[WORK TO DO] Every entry must be given again exactly.

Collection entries
---------------

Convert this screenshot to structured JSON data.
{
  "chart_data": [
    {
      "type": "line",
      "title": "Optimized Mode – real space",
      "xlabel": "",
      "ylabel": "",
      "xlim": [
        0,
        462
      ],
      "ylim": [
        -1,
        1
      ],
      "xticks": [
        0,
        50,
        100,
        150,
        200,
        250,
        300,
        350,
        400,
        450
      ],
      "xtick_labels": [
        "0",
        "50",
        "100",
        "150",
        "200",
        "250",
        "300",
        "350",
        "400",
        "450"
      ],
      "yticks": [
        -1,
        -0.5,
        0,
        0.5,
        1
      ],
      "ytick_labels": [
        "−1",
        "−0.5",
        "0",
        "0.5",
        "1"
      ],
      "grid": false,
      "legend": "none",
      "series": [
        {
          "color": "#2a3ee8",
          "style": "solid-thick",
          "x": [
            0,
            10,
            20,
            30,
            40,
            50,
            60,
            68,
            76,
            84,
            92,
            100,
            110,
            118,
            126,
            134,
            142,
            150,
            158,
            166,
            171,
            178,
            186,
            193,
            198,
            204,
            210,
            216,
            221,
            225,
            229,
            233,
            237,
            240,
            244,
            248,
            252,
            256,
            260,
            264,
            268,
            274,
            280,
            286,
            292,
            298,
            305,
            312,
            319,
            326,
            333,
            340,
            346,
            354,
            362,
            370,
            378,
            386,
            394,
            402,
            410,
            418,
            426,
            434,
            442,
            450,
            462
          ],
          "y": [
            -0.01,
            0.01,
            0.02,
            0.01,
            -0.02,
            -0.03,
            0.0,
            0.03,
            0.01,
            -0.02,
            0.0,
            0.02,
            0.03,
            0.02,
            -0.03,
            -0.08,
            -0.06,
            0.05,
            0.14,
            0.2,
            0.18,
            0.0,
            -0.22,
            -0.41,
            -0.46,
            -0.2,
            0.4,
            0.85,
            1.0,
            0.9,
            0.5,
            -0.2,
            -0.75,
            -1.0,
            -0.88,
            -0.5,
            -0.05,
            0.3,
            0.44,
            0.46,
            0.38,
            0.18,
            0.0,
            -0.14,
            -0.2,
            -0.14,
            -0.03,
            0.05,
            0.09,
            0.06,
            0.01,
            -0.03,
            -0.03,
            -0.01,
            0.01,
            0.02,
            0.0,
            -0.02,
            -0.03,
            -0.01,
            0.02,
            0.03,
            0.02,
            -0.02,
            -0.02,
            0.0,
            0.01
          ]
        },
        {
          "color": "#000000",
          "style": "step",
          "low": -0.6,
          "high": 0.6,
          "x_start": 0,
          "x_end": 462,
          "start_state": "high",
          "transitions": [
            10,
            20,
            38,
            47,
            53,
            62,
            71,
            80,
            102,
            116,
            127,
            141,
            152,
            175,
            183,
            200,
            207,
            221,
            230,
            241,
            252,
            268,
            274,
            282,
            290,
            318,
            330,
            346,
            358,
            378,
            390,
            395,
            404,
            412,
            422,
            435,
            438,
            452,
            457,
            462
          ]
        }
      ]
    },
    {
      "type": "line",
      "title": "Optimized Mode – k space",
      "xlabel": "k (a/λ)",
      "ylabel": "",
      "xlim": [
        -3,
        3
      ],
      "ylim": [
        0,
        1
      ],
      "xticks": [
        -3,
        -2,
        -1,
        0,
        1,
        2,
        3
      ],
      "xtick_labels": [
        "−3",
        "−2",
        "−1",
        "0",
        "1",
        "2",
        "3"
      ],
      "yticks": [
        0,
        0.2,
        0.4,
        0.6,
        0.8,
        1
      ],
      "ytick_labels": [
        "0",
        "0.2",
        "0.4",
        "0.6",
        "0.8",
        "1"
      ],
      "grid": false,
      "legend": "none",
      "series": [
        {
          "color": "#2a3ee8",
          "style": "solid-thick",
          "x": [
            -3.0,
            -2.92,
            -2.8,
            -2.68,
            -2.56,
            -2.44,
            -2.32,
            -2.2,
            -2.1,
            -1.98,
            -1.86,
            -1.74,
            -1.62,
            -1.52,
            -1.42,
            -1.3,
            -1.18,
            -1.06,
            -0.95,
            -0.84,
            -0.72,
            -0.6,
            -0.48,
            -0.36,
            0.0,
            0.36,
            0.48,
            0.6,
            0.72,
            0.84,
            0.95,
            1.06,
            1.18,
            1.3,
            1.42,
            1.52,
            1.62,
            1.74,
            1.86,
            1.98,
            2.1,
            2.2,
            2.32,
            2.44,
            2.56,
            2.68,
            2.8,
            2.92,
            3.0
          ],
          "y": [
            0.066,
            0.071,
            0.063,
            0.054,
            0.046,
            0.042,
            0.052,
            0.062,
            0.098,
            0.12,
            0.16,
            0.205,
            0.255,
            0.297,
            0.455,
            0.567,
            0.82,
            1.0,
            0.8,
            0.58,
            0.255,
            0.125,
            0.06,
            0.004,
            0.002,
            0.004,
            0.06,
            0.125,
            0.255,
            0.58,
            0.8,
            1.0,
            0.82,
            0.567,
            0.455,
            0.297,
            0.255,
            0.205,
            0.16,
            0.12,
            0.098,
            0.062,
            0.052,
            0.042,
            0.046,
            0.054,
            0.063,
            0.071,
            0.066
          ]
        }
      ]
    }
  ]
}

---------------

[IN RESPONSE]
Convert this screenshot to structured JSON data.
{
  "chart_data": [
    {
      "type": "line",
      "title": "Optimized Mode – real space",
      "xlabel": "",
      "ylabel": "",
      "xlim": [
        0,
        462
      ],
      "ylim": [
        -1,
        1
      ],
      "xticks": [
        0,
        50,
        100,
        150,
        200,
        250,
        300,
        350,
        400,
        450
      ],
      "xtick_labels": [
        "0",
        "50",
        "100",
        "150",
        "200",
        "250",
        "300",
        "350",
        "400",
        "450"
      ],
      "yticks": [
        -1,
        -0.5,
        0,
        0.5,
        1
      ],
      "ytick_labels": [
        "−1",
        "−0.5",
        "0",
        "0.5",
        "1"
      ],
      "grid": false,
      "legend": "none",
      "series": [
        {
          "color": "#2a3ee8",
          "style": "solid-thick",
          "x": [
            0,
            10,
            20,
            30,
            40,
            50,
            60,
            68,
            76,
            84,
            92,
            100,
            110,
            118,
            126,
            134,
            142,
            150,
            158,
            166,
            171,
            178,
            186,
            193,
            198,
            204,
            210,
            216,
            221,
            225,
            229,
            233,
            237,
            240,
            244,
            248,
            252,
            256,
            260,
            264,
            268,
            274,
            280,
            286,
            292,
            298,
            305,
            312,
            319,
            326,
            333,
            340,
            346,
            354,
            362,
            370,
            378,
            386,
            394,
            402,
            410,
            418,
            426,
            434,
            442,
            450,
            462
          ],
          "y": [
            -0.01,
            0.01,
            0.02,
            0.01,
            -0.02,
            -0.03,
            0.0,
            0.03,
            0.01,
            -0.02,
            0.0,
            0.02,
            0.03,
            0.02,
            -0.03,
            -0.08,
            -0.06,
            0.05,
            0.14,
            0.2,
            0.18,
            0.0,
            -0.22,
            -0.41,
            -0.46,
            -0.2,
            0.4,
            0.85,
            1.0,
            0.9,
            0.5,
            -0.2,
            -0.75,
            -1.0,
            -0.88,
            -0.5,
            -0.05,
            0.3,
            0.44,
            0.46,
            0.38,
            0.18,
            0.0,
            -0.14,
            -0.2,
            -0.14,
            -0.03,
            0.05,
            0.09,
            0.06,
            0.01,
            -0.03,
            -0.03,
            -0.01,
            0.01,
            0.02,
            0.0,
            -0.02,
            -0.03,
            -0.01,
            0.02,
            0.03,
            0.02,
            -0.02,
            -0.02,
            0.0,
            0.01
          ]
        },
        {
          "color": "#000000",
          "style": "step",
          "low": -0.6,
          "high": 0.6,
          "x_start": 0,
          "x_end": 462,
          "start_state": "high",
          "transitions": [
            10,
            20,
            38,
            47,
            53,
            62,
            71,
            80,
            102,
            116,
            127,
            141,
            152,
            175,
            183,
            200,
            207,
            221,
            230,
            241,
            252,
            268,
            274,
            282,
            290,
            318,
            330,
            346,
            358,
            378,
            390,
            395,
            404,
            412,
            422,
            435,
            438,
            452,
            457,
            462
          ]
        }
      ]
    },
    {
      "type": "line",
      "title": "Optimized Mode – k space",
      "xlabel": "k (a/λ)",
      "ylabel": "",
      "xlim": [
        -3,
        3
      ],
      "ylim": [
        0,
        1
      ],
      "xticks": [
        -3,
        -2,
        -1,
        0,
        1,
        2,
        3
      ],
      "xtick_labels": [
        "−3",
        "−2",
        "−1",
        "0",
        "1",
        "2",
        "3"
      ],
      "yticks": [
        0,
        0.2,
        0.4,
        0.6,
        0.8,
        1
      ],
      "ytick_labels": [
        "0",
        "0.2",
        "0.4",
        "0.6",
        "0.8",
        "1"
      ],
      "grid": false,
      "legend": "none",
      "series": [
        {
          "color": "#2a3ee8",
          "style": "solid-thick",
          "x": [
            -3.0,
            -2.92,
            -2.8,
            -2.68,
            -2.56,
            -2.44,
            -2.32,
            -2.2,
            -2.1,
            -1.98,
            -1.86,
            -1.74,
            -1.62,
            -1.52,
            -1.42,
            -1.3,
            -1.18,
            -1.06,
            -0.95,
            -0.84,
            -0.72,
            -0.6,
            -0.48,
            -0.36,
            0.0,
            0.36,
            0.48,
            0.6,
            0.72,
            0.84,
            0.95,
            1.06,
            1.18,
            1.3,
            1.42,
            1.52,
            1.62,
            1.74,
            1.86,
            1.98,
            2.1,
            2.2,
            2.32,
            2.44,
            2.56,
            2.68,
            2.8,
            2.92,
            3.0
          ],
          "y": [
            0.066,
            0.071,
            0.063,
            0.054,
            0.046,
            0.042,
            0.052,
            0.062,
            0.098,
            0.12,
            0.16,
            0.205,
            0.255,
            0.297,
            0.455,
            0.567,
            0.82,
            1.0,
            0.8,
            0.58,
            0.255,
            0.125,
            0.06,
            0.004,
            0.002,
            0.004,
            0.06,
            0.125,
            0.255,
            0.58,
            0.8,
            1.0,
            0.82,
            0.567,
            0.455,
            0.297,
            0.255,
            0.205,
            0.16,
            0.12,
            0.098,
            0.062,
            0.052,
            0.042,
            0.046,
            0.054,
            0.063,
            0.071,
            0.066
          ]
        }
      ]
    }
  ]
}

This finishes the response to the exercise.